Note each line that includes the word "RTex". Copy those lines.

### Extracted entries ###

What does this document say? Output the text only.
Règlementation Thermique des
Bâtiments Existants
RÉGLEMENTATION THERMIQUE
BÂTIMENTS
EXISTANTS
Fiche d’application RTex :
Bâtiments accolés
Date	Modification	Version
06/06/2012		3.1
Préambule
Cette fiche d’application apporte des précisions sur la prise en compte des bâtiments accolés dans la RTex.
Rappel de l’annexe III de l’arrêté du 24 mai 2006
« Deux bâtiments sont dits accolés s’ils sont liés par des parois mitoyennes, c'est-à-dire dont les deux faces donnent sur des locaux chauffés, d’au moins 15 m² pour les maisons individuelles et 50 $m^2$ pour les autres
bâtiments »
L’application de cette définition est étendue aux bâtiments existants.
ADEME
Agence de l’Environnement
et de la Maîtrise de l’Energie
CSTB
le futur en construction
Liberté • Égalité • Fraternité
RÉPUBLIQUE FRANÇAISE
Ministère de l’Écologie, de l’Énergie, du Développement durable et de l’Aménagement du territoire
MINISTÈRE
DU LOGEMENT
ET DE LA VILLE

###

### [Written answer]
Fiche d’application RTex :
Cette fiche d’application apporte des précisions sur la prise en compte des bâtiments accolés dans la RTex.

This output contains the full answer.